#### TO BE DONE
Repeat the material verbatim. Images are excluded from the copy.

#### DATA FOR THIS TASK

[START]

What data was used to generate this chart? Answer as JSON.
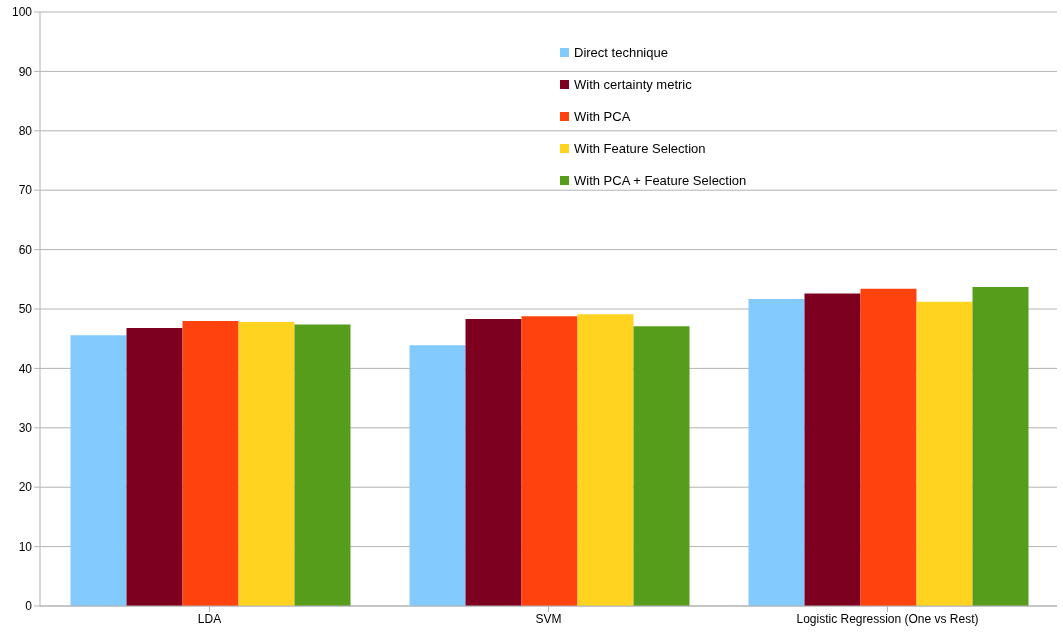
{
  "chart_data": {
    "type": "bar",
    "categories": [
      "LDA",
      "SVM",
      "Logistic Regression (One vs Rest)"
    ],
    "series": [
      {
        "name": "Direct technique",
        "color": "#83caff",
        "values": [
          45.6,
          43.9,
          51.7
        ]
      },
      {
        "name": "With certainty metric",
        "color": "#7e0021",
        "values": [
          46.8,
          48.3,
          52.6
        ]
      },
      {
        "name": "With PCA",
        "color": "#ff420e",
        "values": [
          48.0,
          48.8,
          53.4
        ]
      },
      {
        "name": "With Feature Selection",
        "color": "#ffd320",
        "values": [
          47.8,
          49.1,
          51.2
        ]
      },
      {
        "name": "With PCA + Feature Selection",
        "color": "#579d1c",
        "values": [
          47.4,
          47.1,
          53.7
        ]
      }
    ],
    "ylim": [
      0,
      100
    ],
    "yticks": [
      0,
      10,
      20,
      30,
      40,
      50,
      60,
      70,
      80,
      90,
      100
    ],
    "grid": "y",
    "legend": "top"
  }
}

[END]

#### COMPLETE OUTPUT
What data was used to generate this chart? Answer as JSON.
{
  "chart_data": {
    "type": "bar",
    "categories": [
      "LDA",
      "SVM",
      "Logistic Regression (One vs Rest)"
    ],
    "series": [
      {
        "name": "Direct technique",
        "color": "#83caff",
        "values": [
          45.6,
          43.9,
          51.7
        ]
      },
      {
        "name": "With certainty metric",
        "color": "#7e0021",
        "values": [
          46.8,
          48.3,
          52.6
        ]
      },
      {
        "name": "With PCA",
        "color": "#ff420e",
        "values": [
          48.0,
          48.8,
          53.4
        ]
      },
      {
        "name": "With Feature Selection",
        "color": "#ffd320",
        "values": [
          47.8,
          49.1,
          51.2
        ]
      },
      {
        "name": "With PCA + Feature Selection",
        "color": "#579d1c",
        "values": [
          47.4,
          47.1,
          53.7
        ]
      }
    ],
    "ylim": [
      0,
      100
    ],
    "yticks": [
      0,
      10,
      20,
      30,
      40,
      50,
      60,
      70,
      80,
      90,
      100
    ],
    "grid": "y",
    "legend": "top"
  }
}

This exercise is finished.